* Objective *
Sift the listing for lines that hold the string "name" and pull them out.
___
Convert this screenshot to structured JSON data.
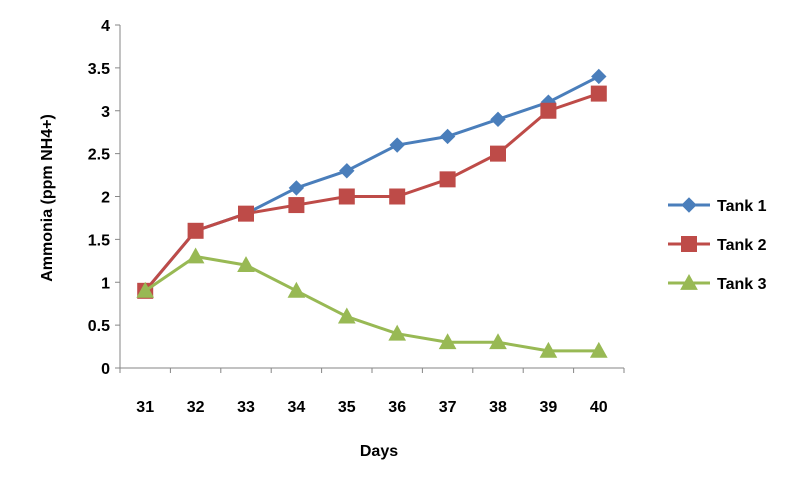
{
  "chart_data": {
    "type": "line",
    "title": "",
    "xlabel": "Days",
    "ylabel": "Ammonia (ppm NH4+)",
    "categories": [
      "31",
      "32",
      "33",
      "34",
      "35",
      "36",
      "37",
      "38",
      "39",
      "40"
    ],
    "ylim": [
      0,
      4
    ],
    "yticks": [
      "0",
      "0.5",
      "1",
      "1.5",
      "2",
      "2.5",
      "3",
      "3.5",
      "4"
    ],
    "grid": false,
    "legend_position": "right",
    "series": [
      {
        "name": "Tank 1",
        "color": "#4a7ebb",
        "marker": "diamond",
        "values": [
          0.9,
          1.6,
          1.8,
          2.1,
          2.3,
          2.6,
          2.7,
          2.9,
          3.1,
          3.4
        ]
      },
      {
        "name": "Tank 2",
        "color": "#be4b48",
        "marker": "square",
        "values": [
          0.9,
          1.6,
          1.8,
          1.9,
          2.0,
          2.0,
          2.2,
          2.5,
          3.0,
          3.2
        ]
      },
      {
        "name": "Tank 3",
        "color": "#98b954",
        "marker": "triangle",
        "values": [
          0.9,
          1.3,
          1.2,
          0.9,
          0.6,
          0.4,
          0.3,
          0.3,
          0.2,
          0.2
        ]
      }
    ]
  }
}
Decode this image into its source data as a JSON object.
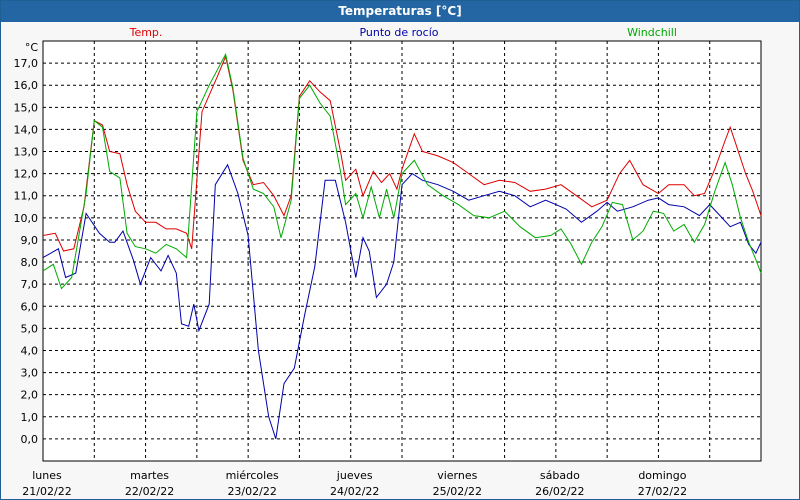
{
  "title": "Temperaturas [°C]",
  "chart_data": {
    "type": "line",
    "title": "Temperaturas [°C]",
    "ylabel": "°C",
    "ylim": [
      -1,
      18
    ],
    "y_ticks": [
      "0,0",
      "1,0",
      "2,0",
      "3,0",
      "4,0",
      "5,0",
      "6,0",
      "7,0",
      "8,0",
      "9,0",
      "10,0",
      "11,0",
      "12,0",
      "13,0",
      "14,0",
      "15,0",
      "16,0",
      "17,0"
    ],
    "x_days": [
      {
        "day": "lunes",
        "date": "21/02/22"
      },
      {
        "day": "martes",
        "date": "22/02/22"
      },
      {
        "day": "miércoles",
        "date": "23/02/22"
      },
      {
        "day": "jueves",
        "date": "24/02/22"
      },
      {
        "day": "viernes",
        "date": "25/02/22"
      },
      {
        "day": "sábado",
        "date": "26/02/22"
      },
      {
        "day": "domingo",
        "date": "27/02/22"
      }
    ],
    "x_unit": "days since lunes 21/02/22 00:00",
    "xlim": [
      0,
      7
    ],
    "grid": true,
    "series": [
      {
        "name": "Temp.",
        "color": "#dd0000",
        "points": [
          [
            0,
            9.2
          ],
          [
            0.12,
            9.3
          ],
          [
            0.2,
            8.5
          ],
          [
            0.3,
            8.6
          ],
          [
            0.4,
            10.5
          ],
          [
            0.5,
            14.4
          ],
          [
            0.58,
            14.2
          ],
          [
            0.65,
            13.0
          ],
          [
            0.75,
            12.9
          ],
          [
            0.82,
            11.5
          ],
          [
            0.9,
            10.3
          ],
          [
            1.0,
            9.8
          ],
          [
            1.1,
            9.8
          ],
          [
            1.2,
            9.5
          ],
          [
            1.3,
            9.5
          ],
          [
            1.4,
            9.3
          ],
          [
            1.45,
            8.6
          ],
          [
            1.55,
            14.8
          ],
          [
            1.7,
            16.4
          ],
          [
            1.78,
            17.3
          ],
          [
            1.85,
            15.8
          ],
          [
            1.95,
            12.6
          ],
          [
            2.05,
            11.5
          ],
          [
            2.15,
            11.6
          ],
          [
            2.25,
            11.0
          ],
          [
            2.35,
            10.1
          ],
          [
            2.42,
            11.0
          ],
          [
            2.5,
            15.5
          ],
          [
            2.6,
            16.2
          ],
          [
            2.7,
            15.7
          ],
          [
            2.8,
            15.3
          ],
          [
            2.9,
            13.0
          ],
          [
            2.95,
            11.7
          ],
          [
            3.05,
            12.2
          ],
          [
            3.12,
            11.0
          ],
          [
            3.22,
            12.1
          ],
          [
            3.3,
            11.6
          ],
          [
            3.38,
            12.0
          ],
          [
            3.45,
            11.3
          ],
          [
            3.5,
            12.2
          ],
          [
            3.62,
            13.8
          ],
          [
            3.7,
            13.0
          ],
          [
            3.85,
            12.8
          ],
          [
            4.0,
            12.5
          ],
          [
            4.15,
            12.0
          ],
          [
            4.3,
            11.5
          ],
          [
            4.45,
            11.7
          ],
          [
            4.6,
            11.6
          ],
          [
            4.75,
            11.2
          ],
          [
            4.9,
            11.3
          ],
          [
            5.05,
            11.5
          ],
          [
            5.2,
            11.0
          ],
          [
            5.35,
            10.5
          ],
          [
            5.5,
            10.8
          ],
          [
            5.62,
            12.0
          ],
          [
            5.72,
            12.6
          ],
          [
            5.85,
            11.5
          ],
          [
            6.0,
            11.1
          ],
          [
            6.1,
            11.5
          ],
          [
            6.25,
            11.5
          ],
          [
            6.35,
            11.0
          ],
          [
            6.45,
            11.1
          ],
          [
            6.55,
            12.2
          ],
          [
            6.65,
            13.5
          ],
          [
            6.7,
            14.1
          ],
          [
            6.75,
            13.4
          ],
          [
            6.85,
            12.0
          ],
          [
            6.92,
            11.2
          ],
          [
            7.0,
            10.1
          ]
        ]
      },
      {
        "name": "Punto de rocío",
        "color": "#0000aa",
        "points": [
          [
            0,
            8.2
          ],
          [
            0.15,
            8.6
          ],
          [
            0.22,
            7.3
          ],
          [
            0.32,
            7.5
          ],
          [
            0.42,
            10.2
          ],
          [
            0.55,
            9.3
          ],
          [
            0.65,
            8.9
          ],
          [
            0.7,
            8.9
          ],
          [
            0.78,
            9.4
          ],
          [
            0.88,
            8.1
          ],
          [
            0.95,
            7.0
          ],
          [
            1.05,
            8.2
          ],
          [
            1.15,
            7.6
          ],
          [
            1.22,
            8.3
          ],
          [
            1.3,
            7.5
          ],
          [
            1.35,
            5.2
          ],
          [
            1.42,
            5.1
          ],
          [
            1.47,
            6.1
          ],
          [
            1.52,
            4.9
          ],
          [
            1.62,
            6.1
          ],
          [
            1.68,
            11.5
          ],
          [
            1.8,
            12.4
          ],
          [
            1.9,
            11.1
          ],
          [
            2.0,
            9.2
          ],
          [
            2.1,
            4.0
          ],
          [
            2.2,
            1.0
          ],
          [
            2.27,
            0.0
          ],
          [
            2.35,
            2.5
          ],
          [
            2.45,
            3.2
          ],
          [
            2.55,
            5.6
          ],
          [
            2.65,
            7.8
          ],
          [
            2.75,
            11.7
          ],
          [
            2.85,
            11.7
          ],
          [
            2.95,
            9.8
          ],
          [
            3.05,
            7.3
          ],
          [
            3.12,
            9.1
          ],
          [
            3.18,
            8.5
          ],
          [
            3.25,
            6.4
          ],
          [
            3.35,
            7.0
          ],
          [
            3.42,
            8.0
          ],
          [
            3.5,
            11.5
          ],
          [
            3.6,
            12.0
          ],
          [
            3.7,
            11.7
          ],
          [
            3.85,
            11.5
          ],
          [
            4.0,
            11.2
          ],
          [
            4.15,
            10.8
          ],
          [
            4.3,
            11.0
          ],
          [
            4.45,
            11.2
          ],
          [
            4.6,
            11.0
          ],
          [
            4.75,
            10.5
          ],
          [
            4.9,
            10.8
          ],
          [
            5.0,
            10.6
          ],
          [
            5.1,
            10.4
          ],
          [
            5.25,
            9.8
          ],
          [
            5.4,
            10.3
          ],
          [
            5.5,
            10.7
          ],
          [
            5.6,
            10.3
          ],
          [
            5.75,
            10.5
          ],
          [
            5.9,
            10.8
          ],
          [
            6.0,
            10.9
          ],
          [
            6.1,
            10.6
          ],
          [
            6.25,
            10.5
          ],
          [
            6.4,
            10.1
          ],
          [
            6.5,
            10.6
          ],
          [
            6.6,
            10.1
          ],
          [
            6.7,
            9.6
          ],
          [
            6.8,
            9.8
          ],
          [
            6.88,
            8.8
          ],
          [
            6.95,
            8.4
          ],
          [
            7.0,
            8.9
          ]
        ]
      },
      {
        "name": "Windchill",
        "color": "#00aa00",
        "points": [
          [
            0,
            7.6
          ],
          [
            0.1,
            7.9
          ],
          [
            0.18,
            6.8
          ],
          [
            0.28,
            7.3
          ],
          [
            0.42,
            11.1
          ],
          [
            0.5,
            14.4
          ],
          [
            0.58,
            14.1
          ],
          [
            0.65,
            12.1
          ],
          [
            0.75,
            11.8
          ],
          [
            0.82,
            9.3
          ],
          [
            0.9,
            8.7
          ],
          [
            1.0,
            8.6
          ],
          [
            1.1,
            8.4
          ],
          [
            1.2,
            8.8
          ],
          [
            1.3,
            8.6
          ],
          [
            1.4,
            8.2
          ],
          [
            1.5,
            14.8
          ],
          [
            1.62,
            16.0
          ],
          [
            1.78,
            17.4
          ],
          [
            1.85,
            15.9
          ],
          [
            1.95,
            12.7
          ],
          [
            2.05,
            11.3
          ],
          [
            2.15,
            11.1
          ],
          [
            2.25,
            10.5
          ],
          [
            2.32,
            9.1
          ],
          [
            2.42,
            10.8
          ],
          [
            2.5,
            15.4
          ],
          [
            2.6,
            16.0
          ],
          [
            2.7,
            15.2
          ],
          [
            2.8,
            14.6
          ],
          [
            2.9,
            12.1
          ],
          [
            2.95,
            10.6
          ],
          [
            3.05,
            11.1
          ],
          [
            3.12,
            10.0
          ],
          [
            3.2,
            11.4
          ],
          [
            3.28,
            10.0
          ],
          [
            3.35,
            11.3
          ],
          [
            3.42,
            10.0
          ],
          [
            3.5,
            12.0
          ],
          [
            3.62,
            12.6
          ],
          [
            3.75,
            11.5
          ],
          [
            3.9,
            11.0
          ],
          [
            4.05,
            10.6
          ],
          [
            4.2,
            10.1
          ],
          [
            4.35,
            10.0
          ],
          [
            4.5,
            10.3
          ],
          [
            4.65,
            9.6
          ],
          [
            4.8,
            9.1
          ],
          [
            4.95,
            9.2
          ],
          [
            5.05,
            9.5
          ],
          [
            5.15,
            8.8
          ],
          [
            5.25,
            7.9
          ],
          [
            5.35,
            8.9
          ],
          [
            5.45,
            9.6
          ],
          [
            5.55,
            10.7
          ],
          [
            5.65,
            10.6
          ],
          [
            5.75,
            9.0
          ],
          [
            5.85,
            9.4
          ],
          [
            5.95,
            10.3
          ],
          [
            6.05,
            10.2
          ],
          [
            6.15,
            9.4
          ],
          [
            6.25,
            9.7
          ],
          [
            6.35,
            8.9
          ],
          [
            6.45,
            9.7
          ],
          [
            6.55,
            11.2
          ],
          [
            6.65,
            12.5
          ],
          [
            6.72,
            11.5
          ],
          [
            6.8,
            10.0
          ],
          [
            6.88,
            8.9
          ],
          [
            6.95,
            8.1
          ],
          [
            7.0,
            7.5
          ]
        ]
      }
    ]
  }
}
___
* Task response *
        "name": "Tank 1",
        "name": "Tank 2",
        "name": "Tank 3",
        "name": "Temp.",
        "name": "Punto de rocío",
        "name": "Windchill",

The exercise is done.